▶ SET TASK: Reproduce the records below verbatim, omitting the pictures.

_ _ _ _ _ _ _

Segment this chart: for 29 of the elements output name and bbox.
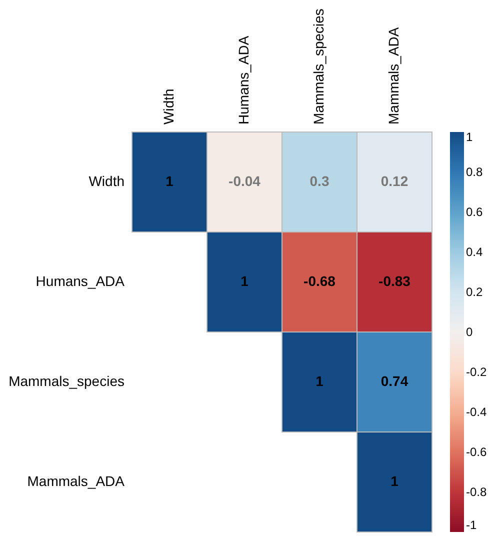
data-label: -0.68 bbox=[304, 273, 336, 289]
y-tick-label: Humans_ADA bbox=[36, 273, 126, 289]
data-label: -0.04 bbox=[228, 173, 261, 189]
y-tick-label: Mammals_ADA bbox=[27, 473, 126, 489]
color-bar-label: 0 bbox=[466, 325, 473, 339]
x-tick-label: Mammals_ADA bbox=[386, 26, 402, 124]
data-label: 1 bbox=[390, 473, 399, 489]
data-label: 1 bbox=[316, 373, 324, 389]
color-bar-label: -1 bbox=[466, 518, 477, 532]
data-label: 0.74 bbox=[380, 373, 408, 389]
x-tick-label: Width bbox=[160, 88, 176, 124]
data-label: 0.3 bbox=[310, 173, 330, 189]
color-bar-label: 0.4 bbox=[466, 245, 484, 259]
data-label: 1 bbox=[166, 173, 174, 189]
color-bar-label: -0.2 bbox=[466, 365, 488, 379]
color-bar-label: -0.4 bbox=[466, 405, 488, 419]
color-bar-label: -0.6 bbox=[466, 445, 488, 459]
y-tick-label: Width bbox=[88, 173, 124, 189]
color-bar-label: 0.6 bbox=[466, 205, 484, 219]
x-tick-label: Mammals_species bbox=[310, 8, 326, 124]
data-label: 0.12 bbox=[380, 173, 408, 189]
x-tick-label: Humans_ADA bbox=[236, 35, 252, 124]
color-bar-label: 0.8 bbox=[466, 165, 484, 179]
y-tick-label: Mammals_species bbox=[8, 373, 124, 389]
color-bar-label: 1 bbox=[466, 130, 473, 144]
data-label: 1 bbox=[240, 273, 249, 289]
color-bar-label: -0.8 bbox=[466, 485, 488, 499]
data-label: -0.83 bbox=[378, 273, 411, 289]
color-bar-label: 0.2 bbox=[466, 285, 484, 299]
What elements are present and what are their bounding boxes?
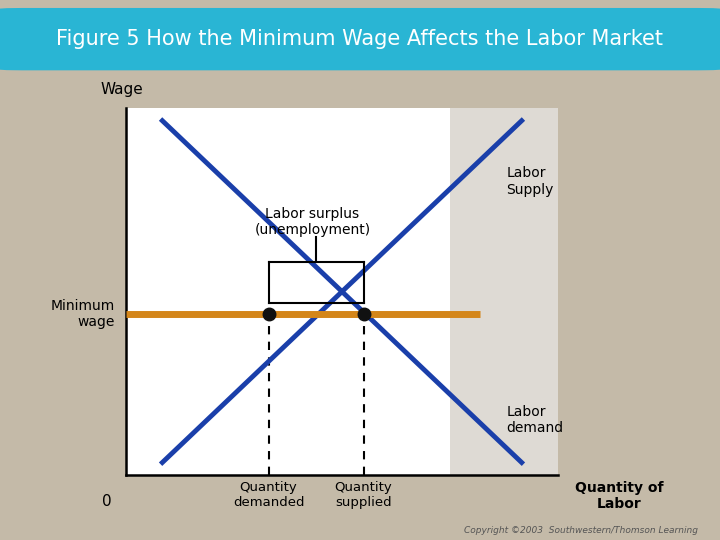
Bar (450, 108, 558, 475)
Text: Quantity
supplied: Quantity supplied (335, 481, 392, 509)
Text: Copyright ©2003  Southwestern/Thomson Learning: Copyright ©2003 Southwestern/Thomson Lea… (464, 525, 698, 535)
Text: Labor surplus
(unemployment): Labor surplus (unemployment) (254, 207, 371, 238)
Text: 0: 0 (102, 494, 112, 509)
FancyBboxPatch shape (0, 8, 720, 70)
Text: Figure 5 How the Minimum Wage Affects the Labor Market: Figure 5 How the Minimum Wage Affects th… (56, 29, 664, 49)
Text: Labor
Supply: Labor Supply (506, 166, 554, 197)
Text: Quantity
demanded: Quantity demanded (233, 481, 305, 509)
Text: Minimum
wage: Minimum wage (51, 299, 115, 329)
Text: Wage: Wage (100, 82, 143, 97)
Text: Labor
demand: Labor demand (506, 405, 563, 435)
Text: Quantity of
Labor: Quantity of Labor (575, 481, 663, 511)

_ _ _ _ _ _ _

▶ EXERCISE RESULT:
Segment this chart: for 29 of the elements output name and bbox.
data-label: -0.68 bbox=[304, 273, 336, 289]
y-tick-label: Humans_ADA bbox=[36, 273, 126, 289]
data-label: -0.04 bbox=[228, 173, 261, 189]
y-tick-label: Mammals_ADA bbox=[27, 473, 126, 489]
color-bar-label: 0 bbox=[466, 325, 473, 339]
x-tick-label: Mammals_ADA bbox=[386, 26, 402, 124]
data-label: 1 bbox=[390, 473, 399, 489]
data-label: 1 bbox=[316, 373, 324, 389]
color-bar-label: -1 bbox=[466, 518, 477, 532]
data-label: 0.74 bbox=[380, 373, 408, 389]
x-tick-label: Width bbox=[160, 88, 176, 124]
data-label: 0.3 bbox=[310, 173, 330, 189]
color-bar-label: 0.4 bbox=[466, 245, 484, 259]
data-label: 1 bbox=[166, 173, 174, 189]
color-bar-label: -0.2 bbox=[466, 365, 488, 379]
color-bar-label: -0.4 bbox=[466, 405, 488, 419]
color-bar-label: -0.6 bbox=[466, 445, 488, 459]
y-tick-label: Width bbox=[88, 173, 124, 189]
color-bar-label: 0.6 bbox=[466, 205, 484, 219]
x-tick-label: Mammals_species bbox=[310, 8, 326, 124]
data-label: 0.12 bbox=[380, 173, 408, 189]
x-tick-label: Humans_ADA bbox=[236, 35, 252, 124]
color-bar-label: 0.8 bbox=[466, 165, 484, 179]
y-tick-label: Mammals_species bbox=[8, 373, 124, 389]
color-bar-label: 1 bbox=[466, 130, 473, 144]
data-label: 1 bbox=[240, 273, 249, 289]
color-bar-label: -0.8 bbox=[466, 485, 488, 499]
data-label: -0.83 bbox=[378, 273, 411, 289]
color-bar-label: 0.2 bbox=[466, 285, 484, 299]
What elements are present and what are their bounding boxes?
Bar (450, 108, 558, 475)
Text: Quantity
supplied: Quantity supplied (335, 481, 392, 509)
Text: Copyright ©2003  Southwestern/Thomson Learning: Copyright ©2003 Southwestern/Thomson Lea… (464, 525, 698, 535)
Text: Labor surplus
(unemployment): Labor surplus (unemployment) (254, 207, 371, 238)
Text: 0: 0 (102, 494, 112, 509)
FancyBboxPatch shape (0, 8, 720, 70)
Text: Figure 5 How the Minimum Wage Affects the Labor Market: Figure 5 How the Minimum Wage Affects th… (56, 29, 664, 49)
Text: Labor
Supply: Labor Supply (506, 166, 554, 197)
Text: Quantity
demanded: Quantity demanded (233, 481, 305, 509)
Text: Minimum
wage: Minimum wage (51, 299, 115, 329)
Text: Wage: Wage (100, 82, 143, 97)
Text: Labor
demand: Labor demand (506, 405, 563, 435)
Text: Quantity of
Labor: Quantity of Labor (575, 481, 663, 511)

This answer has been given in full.